What you need to do
From the first record to the last, write each one out again exactly.

==========

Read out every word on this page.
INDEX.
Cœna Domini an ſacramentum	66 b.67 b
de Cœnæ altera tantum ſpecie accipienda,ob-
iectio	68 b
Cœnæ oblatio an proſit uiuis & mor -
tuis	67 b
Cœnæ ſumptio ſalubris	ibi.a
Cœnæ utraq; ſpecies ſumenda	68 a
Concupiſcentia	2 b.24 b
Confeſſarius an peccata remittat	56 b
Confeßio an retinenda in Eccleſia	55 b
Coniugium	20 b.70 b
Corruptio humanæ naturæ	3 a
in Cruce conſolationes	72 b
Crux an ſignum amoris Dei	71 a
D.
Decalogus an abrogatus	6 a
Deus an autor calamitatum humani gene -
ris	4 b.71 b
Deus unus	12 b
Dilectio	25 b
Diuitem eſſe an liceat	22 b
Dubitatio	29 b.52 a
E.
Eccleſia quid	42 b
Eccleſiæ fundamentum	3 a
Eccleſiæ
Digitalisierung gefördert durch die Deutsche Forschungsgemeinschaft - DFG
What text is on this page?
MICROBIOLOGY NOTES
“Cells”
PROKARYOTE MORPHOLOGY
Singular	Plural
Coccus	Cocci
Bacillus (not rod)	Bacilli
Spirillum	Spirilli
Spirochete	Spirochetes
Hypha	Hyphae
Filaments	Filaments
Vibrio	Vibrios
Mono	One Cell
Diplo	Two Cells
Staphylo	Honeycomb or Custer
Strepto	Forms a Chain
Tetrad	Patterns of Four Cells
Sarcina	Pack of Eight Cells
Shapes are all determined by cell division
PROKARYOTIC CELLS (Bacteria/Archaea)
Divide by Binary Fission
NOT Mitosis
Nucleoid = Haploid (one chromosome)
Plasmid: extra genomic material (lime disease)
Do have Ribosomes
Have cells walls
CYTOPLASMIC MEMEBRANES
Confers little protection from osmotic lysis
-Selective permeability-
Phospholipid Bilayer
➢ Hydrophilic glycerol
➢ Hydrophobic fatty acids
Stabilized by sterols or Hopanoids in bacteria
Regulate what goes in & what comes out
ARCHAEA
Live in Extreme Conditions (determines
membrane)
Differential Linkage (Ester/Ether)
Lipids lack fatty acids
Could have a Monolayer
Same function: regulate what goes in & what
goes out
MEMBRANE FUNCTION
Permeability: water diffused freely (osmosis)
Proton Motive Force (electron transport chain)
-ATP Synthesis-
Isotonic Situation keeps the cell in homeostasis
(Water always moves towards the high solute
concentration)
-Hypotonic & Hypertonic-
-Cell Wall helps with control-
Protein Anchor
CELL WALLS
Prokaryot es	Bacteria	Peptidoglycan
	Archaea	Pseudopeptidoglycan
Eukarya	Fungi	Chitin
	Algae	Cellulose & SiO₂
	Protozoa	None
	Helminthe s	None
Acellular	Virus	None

==========

Task solution
Read out every word on this page.
INDEX.
Cœna Domini an ſacramentum	66 b.67 b
de Cœnæ altera tantum ſpecie accipienda,ob-
iectio	68 b
Cœnæ oblatio an proſit uiuis & mor -
tuis	67 b
Cœnæ ſumptio ſalubris	ibi.a
Cœnæ utraq; ſpecies ſumenda	68 a
Concupiſcentia	2 b.24 b
Confeſſarius an peccata remittat	56 b
Confeßio an retinenda in Eccleſia	55 b
Coniugium	20 b.70 b
Corruptio humanæ naturæ	3 a
in Cruce conſolationes	72 b
Crux an ſignum amoris Dei	71 a
D.
Decalogus an abrogatus	6 a
Deus an autor calamitatum humani gene -
ris	4 b.71 b
Deus unus	12 b
Dilectio	25 b
Diuitem eſſe an liceat	22 b
Dubitatio	29 b.52 a
E.
Eccleſia quid	42 b
Eccleſiæ fundamentum	3 a
Eccleſiæ
Digitalisierung gefördert durch die Deutsche Forschungsgemeinschaft - DFG
What text is on this page?
MICROBIOLOGY NOTES
“Cells”
PROKARYOTE MORPHOLOGY
Singular	Plural
Coccus	Cocci
Bacillus (not rod)	Bacilli
Spirillum	Spirilli
Spirochete	Spirochetes
Hypha	Hyphae
Filaments	Filaments
Vibrio	Vibrios
Mono	One Cell
Diplo	Two Cells
Staphylo	Honeycomb or Custer
Strepto	Forms a Chain
Tetrad	Patterns of Four Cells
Sarcina	Pack of Eight Cells
Shapes are all determined by cell division
PROKARYOTIC CELLS (Bacteria/Archaea)
Divide by Binary Fission
NOT Mitosis
Nucleoid = Haploid (one chromosome)
Plasmid: extra genomic material (lime disease)
Do have Ribosomes
Have cells walls
CYTOPLASMIC MEMEBRANES
Confers little protection from osmotic lysis
-Selective permeability-
Phospholipid Bilayer
➢ Hydrophilic glycerol
➢ Hydrophobic fatty acids
Stabilized by sterols or Hopanoids in bacteria
Regulate what goes in & what comes out
ARCHAEA
Live in Extreme Conditions (determines
membrane)
Differential Linkage (Ester/Ether)
Lipids lack fatty acids
Could have a Monolayer
Same function: regulate what goes in & what
goes out
MEMBRANE FUNCTION
Permeability: water diffused freely (osmosis)
Proton Motive Force (electron transport chain)
-ATP Synthesis-
Isotonic Situation keeps the cell in homeostasis
(Water always moves towards the high solute
concentration)
-Hypotonic & Hypertonic-
-Cell Wall helps with control-
Protein Anchor
CELL WALLS
Prokaryot es	Bacteria	Peptidoglycan
	Archaea	Pseudopeptidoglycan
Eukarya	Fungi	Chitin
	Algae	Cellulose & SiO₂
	Protozoa	None
	Helminthe s	None
Acellular	Virus	None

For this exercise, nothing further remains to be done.